### [Set exercise]
Reproduce each record exactly.

— Begin Data entries —

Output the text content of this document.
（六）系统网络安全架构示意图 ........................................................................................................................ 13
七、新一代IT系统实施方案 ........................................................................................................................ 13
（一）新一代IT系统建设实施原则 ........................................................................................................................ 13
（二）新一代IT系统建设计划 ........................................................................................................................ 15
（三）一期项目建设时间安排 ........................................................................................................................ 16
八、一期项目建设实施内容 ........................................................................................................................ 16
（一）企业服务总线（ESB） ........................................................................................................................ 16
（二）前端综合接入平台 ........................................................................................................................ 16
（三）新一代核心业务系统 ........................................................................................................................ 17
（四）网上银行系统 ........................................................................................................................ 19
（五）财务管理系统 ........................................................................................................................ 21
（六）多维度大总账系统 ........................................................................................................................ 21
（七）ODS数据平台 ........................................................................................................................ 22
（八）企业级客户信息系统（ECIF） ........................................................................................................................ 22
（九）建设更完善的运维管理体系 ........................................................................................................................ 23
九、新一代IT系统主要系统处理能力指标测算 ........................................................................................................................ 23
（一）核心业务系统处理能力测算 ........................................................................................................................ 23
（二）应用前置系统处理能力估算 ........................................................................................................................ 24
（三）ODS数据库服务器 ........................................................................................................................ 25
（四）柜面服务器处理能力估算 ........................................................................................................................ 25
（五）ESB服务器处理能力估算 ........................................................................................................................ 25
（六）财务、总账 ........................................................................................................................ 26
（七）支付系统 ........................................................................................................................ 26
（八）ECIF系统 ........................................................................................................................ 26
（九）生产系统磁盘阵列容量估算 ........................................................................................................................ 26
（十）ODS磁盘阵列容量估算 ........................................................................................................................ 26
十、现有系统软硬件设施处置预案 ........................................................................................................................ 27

— End Data entries —

### [Final result]
Output the text content of this document.
（六）系统网络安全架构示意图 ........................................................................................................................ 13
七、新一代IT系统实施方案 ........................................................................................................................ 13
（一）新一代IT系统建设实施原则 ........................................................................................................................ 13
（二）新一代IT系统建设计划 ........................................................................................................................ 15
（三）一期项目建设时间安排 ........................................................................................................................ 16
八、一期项目建设实施内容 ........................................................................................................................ 16
（一）企业服务总线（ESB） ........................................................................................................................ 16
（二）前端综合接入平台 ........................................................................................................................ 16
（三）新一代核心业务系统 ........................................................................................................................ 17
（四）网上银行系统 ........................................................................................................................ 19
（五）财务管理系统 ........................................................................................................................ 21
（六）多维度大总账系统 ........................................................................................................................ 21
（七）ODS数据平台 ........................................................................................................................ 22
（八）企业级客户信息系统（ECIF） ........................................................................................................................ 22
（九）建设更完善的运维管理体系 ........................................................................................................................ 23
九、新一代IT系统主要系统处理能力指标测算 ........................................................................................................................ 23
（一）核心业务系统处理能力测算 ........................................................................................................................ 23
（二）应用前置系统处理能力估算 ........................................................................................................................ 24
（三）ODS数据库服务器 ........................................................................................................................ 25
（四）柜面服务器处理能力估算 ........................................................................................................................ 25
（五）ESB服务器处理能力估算 ........................................................................................................................ 25
（六）财务、总账 ........................................................................................................................ 26
（七）支付系统 ........................................................................................................................ 26
（八）ECIF系统 ........................................................................................................................ 26
（九）生产系统磁盘阵列容量估算 ........................................................................................................................ 26
（十）ODS磁盘阵列容量估算 ........................................................................................................................ 26
十、现有系统软硬件设施处置预案 ........................................................................................................................ 27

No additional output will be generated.